§ **Dataset rows**
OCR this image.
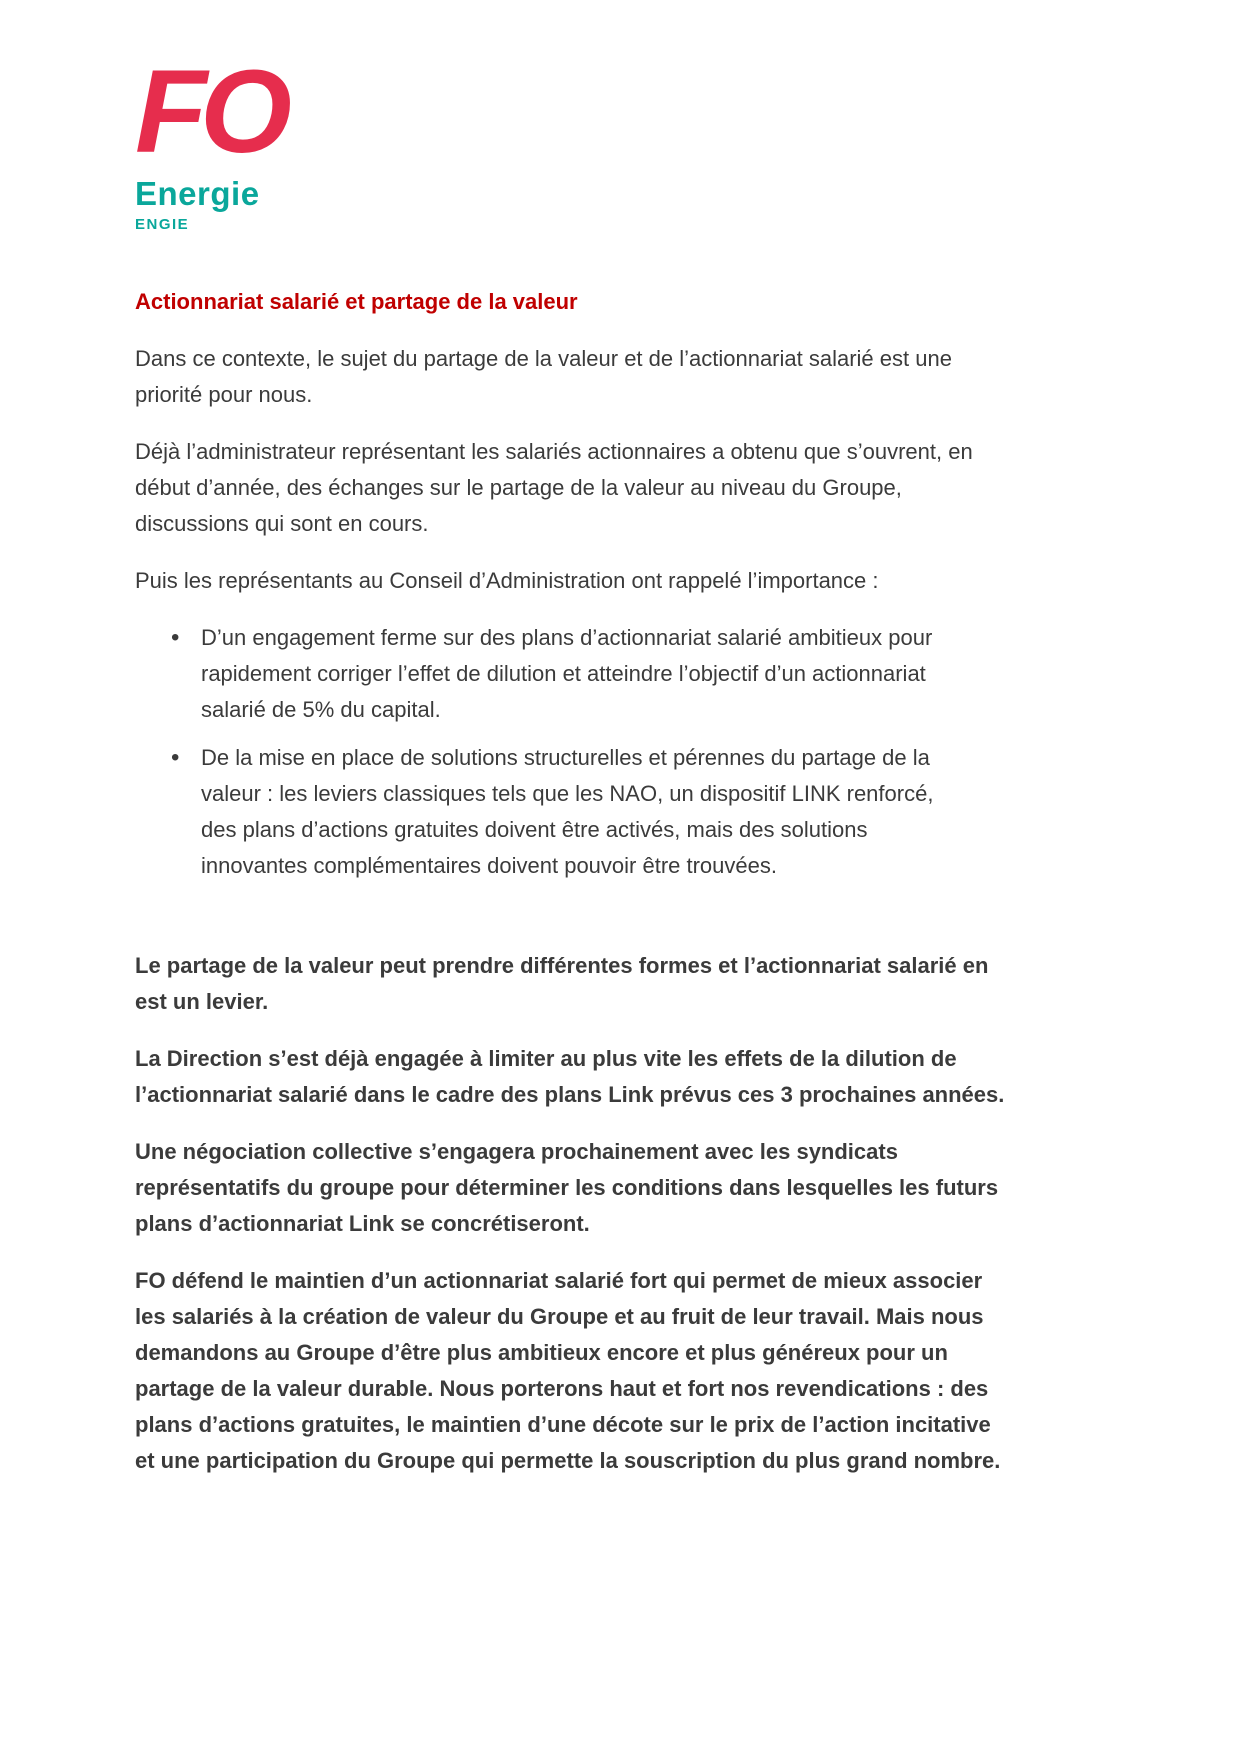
FO
Energie
ENGIE
Actionnariat salarié et partage de la valeur

Dans ce contexte, le sujet du partage de la valeur et de l’actionnariat salarié est une priorité pour nous.

Déjà l’administrateur représentant les salariés actionnaires a obtenu que s’ouvrent, en début d’année, des échanges sur le partage de la valeur au niveau du Groupe, discussions qui sont en cours.

Puis les représentants au Conseil d’Administration ont rappelé l’importance :

• D’un engagement ferme sur des plans d’actionnariat salarié ambitieux pour rapidement corriger l’effet de dilution et atteindre l’objectif d’un actionnariat salarié de 5% du capital.
• De la mise en place de solutions structurelles et pérennes du partage de la valeur : les leviers classiques tels que les NAO, un dispositif LINK renforcé, des plans d’actions gratuites doivent être activés, mais des solutions innovantes complémentaires doivent pouvoir être trouvées.

Le partage de la valeur peut prendre différentes formes et l’actionnariat salarié en est un levier.

La Direction s’est déjà engagée à limiter au plus vite les effets de la dilution de l’actionnariat salarié dans le cadre des plans Link prévus ces 3 prochaines années.

Une négociation collective s’engagera prochainement avec les syndicats représentatifs du groupe pour déterminer les conditions dans lesquelles les futurs plans d’actionnariat Link se concrétiseront.

FO défend le maintien d’un actionnariat salarié fort qui permet de mieux associer les salariés à la création de valeur du Groupe et au fruit de leur travail. Mais nous demandons au Groupe d’être plus ambitieux encore et plus généreux pour un partage de la valeur durable. Nous porterons haut et fort nos revendications : des plans d’actions gratuites, le maintien d’une décote sur le prix de l’action incitative et une participation du Groupe qui permette la souscription du plus grand nombre.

§ **Request**
Which lines above hold the word "plus"? Copy each of them.

§ **Reply to the exercise**
La Direction s’est déjà engagée à limiter au plus vite les effets de la dilution de l’actionnariat salarié dans le cadre des plans Link prévus ces 3 prochaines années.
FO défend le maintien d’un actionnariat salarié fort qui permet de mieux associer les salariés à la création de valeur du Groupe et au fruit de leur travail. Mais nous demandons au Groupe d’être plus ambitieux encore et plus généreux pour un partage de la valeur durable. Nous porterons haut et fort nos revendications : des plans d’actions gratuites, le maintien d’une décote sur le prix de l’action incitative et une participation du Groupe qui permette la souscription du plus grand nombre.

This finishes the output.